Prompt:
Give back the full material, exactly as it reads.

Stored data entries:
—————
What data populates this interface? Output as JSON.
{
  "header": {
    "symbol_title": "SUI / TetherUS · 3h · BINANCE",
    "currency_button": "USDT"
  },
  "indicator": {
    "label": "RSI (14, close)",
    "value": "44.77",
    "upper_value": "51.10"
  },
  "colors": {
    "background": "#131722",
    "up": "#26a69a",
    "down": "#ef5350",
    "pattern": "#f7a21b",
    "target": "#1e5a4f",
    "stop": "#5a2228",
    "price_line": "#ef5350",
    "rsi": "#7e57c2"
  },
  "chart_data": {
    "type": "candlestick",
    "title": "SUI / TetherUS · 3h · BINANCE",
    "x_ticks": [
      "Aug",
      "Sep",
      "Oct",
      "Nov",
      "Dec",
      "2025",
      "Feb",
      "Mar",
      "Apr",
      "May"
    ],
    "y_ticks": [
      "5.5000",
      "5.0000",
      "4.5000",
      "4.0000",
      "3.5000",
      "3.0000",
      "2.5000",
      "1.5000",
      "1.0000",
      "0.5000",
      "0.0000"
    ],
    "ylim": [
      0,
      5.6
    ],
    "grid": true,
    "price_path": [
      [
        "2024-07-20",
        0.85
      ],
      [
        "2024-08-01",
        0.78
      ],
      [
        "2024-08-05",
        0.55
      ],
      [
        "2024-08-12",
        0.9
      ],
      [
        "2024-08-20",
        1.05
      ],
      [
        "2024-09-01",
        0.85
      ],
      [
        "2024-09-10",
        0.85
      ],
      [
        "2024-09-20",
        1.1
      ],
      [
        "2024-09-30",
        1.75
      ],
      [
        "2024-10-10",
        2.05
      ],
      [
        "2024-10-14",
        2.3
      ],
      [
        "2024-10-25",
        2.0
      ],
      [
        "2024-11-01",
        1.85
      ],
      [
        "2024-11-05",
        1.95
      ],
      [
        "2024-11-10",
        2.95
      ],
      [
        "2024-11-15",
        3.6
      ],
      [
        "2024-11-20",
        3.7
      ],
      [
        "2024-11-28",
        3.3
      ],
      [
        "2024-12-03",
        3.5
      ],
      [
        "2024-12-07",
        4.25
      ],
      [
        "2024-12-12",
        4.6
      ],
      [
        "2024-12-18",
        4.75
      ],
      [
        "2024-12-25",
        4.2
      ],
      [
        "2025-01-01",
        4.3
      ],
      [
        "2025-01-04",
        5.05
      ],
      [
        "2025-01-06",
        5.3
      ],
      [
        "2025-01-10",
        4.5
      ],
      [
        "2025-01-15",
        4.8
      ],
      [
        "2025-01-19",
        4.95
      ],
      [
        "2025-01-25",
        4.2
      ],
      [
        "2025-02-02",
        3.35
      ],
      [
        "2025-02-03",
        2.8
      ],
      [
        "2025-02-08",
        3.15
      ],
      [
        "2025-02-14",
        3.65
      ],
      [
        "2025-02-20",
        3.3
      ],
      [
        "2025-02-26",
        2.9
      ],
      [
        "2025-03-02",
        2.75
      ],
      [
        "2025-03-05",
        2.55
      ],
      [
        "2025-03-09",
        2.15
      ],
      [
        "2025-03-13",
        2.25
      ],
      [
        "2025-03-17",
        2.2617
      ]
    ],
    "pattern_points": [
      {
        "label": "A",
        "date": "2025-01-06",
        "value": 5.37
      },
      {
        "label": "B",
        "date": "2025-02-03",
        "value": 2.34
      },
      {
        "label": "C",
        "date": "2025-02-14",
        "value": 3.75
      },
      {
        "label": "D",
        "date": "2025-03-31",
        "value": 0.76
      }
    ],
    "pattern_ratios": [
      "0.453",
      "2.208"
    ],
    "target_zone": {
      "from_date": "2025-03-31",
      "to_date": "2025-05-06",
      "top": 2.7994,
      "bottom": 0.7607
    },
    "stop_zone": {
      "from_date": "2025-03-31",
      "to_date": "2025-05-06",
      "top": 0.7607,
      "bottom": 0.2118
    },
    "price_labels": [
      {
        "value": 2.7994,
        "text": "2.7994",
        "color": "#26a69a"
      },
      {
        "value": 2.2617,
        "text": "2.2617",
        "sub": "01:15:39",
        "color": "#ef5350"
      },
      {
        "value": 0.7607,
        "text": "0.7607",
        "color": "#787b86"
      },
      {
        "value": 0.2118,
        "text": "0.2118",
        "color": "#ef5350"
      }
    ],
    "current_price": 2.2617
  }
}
—————
Response to the exercise:
What data populates this interface? Output as JSON.
{
  "header": {
    "symbol_title": "SUI / TetherUS · 3h · BINANCE",
    "currency_button": "USDT"
  },
  "indicator": {
    "label": "RSI (14, close)",
    "value": "44.77",
    "upper_value": "51.10"
  },
  "colors": {
    "background": "#131722",
    "up": "#26a69a",
    "down": "#ef5350",
    "pattern": "#f7a21b",
    "target": "#1e5a4f",
    "stop": "#5a2228",
    "price_line": "#ef5350",
    "rsi": "#7e57c2"
  },
  "chart_data": {
    "type": "candlestick",
    "title": "SUI / TetherUS · 3h · BINANCE",
    "x_ticks": [
      "Aug",
      "Sep",
      "Oct",
      "Nov",
      "Dec",
      "2025",
      "Feb",
      "Mar",
      "Apr",
      "May"
    ],
    "y_ticks": [
      "5.5000",
      "5.0000",
      "4.5000",
      "4.0000",
      "3.5000",
      "3.0000",
      "2.5000",
      "1.5000",
      "1.0000",
      "0.5000",
      "0.0000"
    ],
    "ylim": [
      0,
      5.6
    ],
    "grid": true,
    "price_path": [
      [
        "2024-07-20",
        0.85
      ],
      [
        "2024-08-01",
        0.78
      ],
      [
        "2024-08-05",
        0.55
      ],
      [
        "2024-08-12",
        0.9
      ],
      [
        "2024-08-20",
        1.05
      ],
      [
        "2024-09-01",
        0.85
      ],
      [
        "2024-09-10",
        0.85
      ],
      [
        "2024-09-20",
        1.1
      ],
      [
        "2024-09-30",
        1.75
      ],
      [
        "2024-10-10",
        2.05
      ],
      [
        "2024-10-14",
        2.3
      ],
      [
        "2024-10-25",
        2.0
      ],
      [
        "2024-11-01",
        1.85
      ],
      [
        "2024-11-05",
        1.95
      ],
      [
        "2024-11-10",
        2.95
      ],
      [
        "2024-11-15",
        3.6
      ],
      [
        "2024-11-20",
        3.7
      ],
      [
        "2024-11-28",
        3.3
      ],
      [
        "2024-12-03",
        3.5
      ],
      [
        "2024-12-07",
        4.25
      ],
      [
        "2024-12-12",
        4.6
      ],
      [
        "2024-12-18",
        4.75
      ],
      [
        "2024-12-25",
        4.2
      ],
      [
        "2025-01-01",
        4.3
      ],
      [
        "2025-01-04",
        5.05
      ],
      [
        "2025-01-06",
        5.3
      ],
      [
        "2025-01-10",
        4.5
      ],
      [
        "2025-01-15",
        4.8
      ],
      [
        "2025-01-19",
        4.95
      ],
      [
        "2025-01-25",
        4.2
      ],
      [
        "2025-02-02",
        3.35
      ],
      [
        "2025-02-03",
        2.8
      ],
      [
        "2025-02-08",
        3.15
      ],
      [
        "2025-02-14",
        3.65
      ],
      [
        "2025-02-20",
        3.3
      ],
      [
        "2025-02-26",
        2.9
      ],
      [
        "2025-03-02",
        2.75
      ],
      [
        "2025-03-05",
        2.55
      ],
      [
        "2025-03-09",
        2.15
      ],
      [
        "2025-03-13",
        2.25
      ],
      [
        "2025-03-17",
        2.2617
      ]
    ],
    "pattern_points": [
      {
        "label": "A",
        "date": "2025-01-06",
        "value": 5.37
      },
      {
        "label": "B",
        "date": "2025-02-03",
        "value": 2.34
      },
      {
        "label": "C",
        "date": "2025-02-14",
        "value": 3.75
      },
      {
        "label": "D",
        "date": "2025-03-31",
        "value": 0.76
      }
    ],
    "pattern_ratios": [
      "0.453",
      "2.208"
    ],
    "target_zone": {
      "from_date": "2025-03-31",
      "to_date": "2025-05-06",
      "top": 2.7994,
      "bottom": 0.7607
    },
    "stop_zone": {
      "from_date": "2025-03-31",
      "to_date": "2025-05-06",
      "top": 0.7607,
      "bottom": 0.2118
    },
    "price_labels": [
      {
        "value": 2.7994,
        "text": "2.7994",
        "color": "#26a69a"
      },
      {
        "value": 2.2617,
        "text": "2.2617",
        "sub": "01:15:39",
        "color": "#ef5350"
      },
      {
        "value": 0.7607,
        "text": "0.7607",
        "color": "#787b86"
      },
      {
        "value": 0.2118,
        "text": "0.2118",
        "color": "#ef5350"
      }
    ],
    "current_price": 2.2617
  }
}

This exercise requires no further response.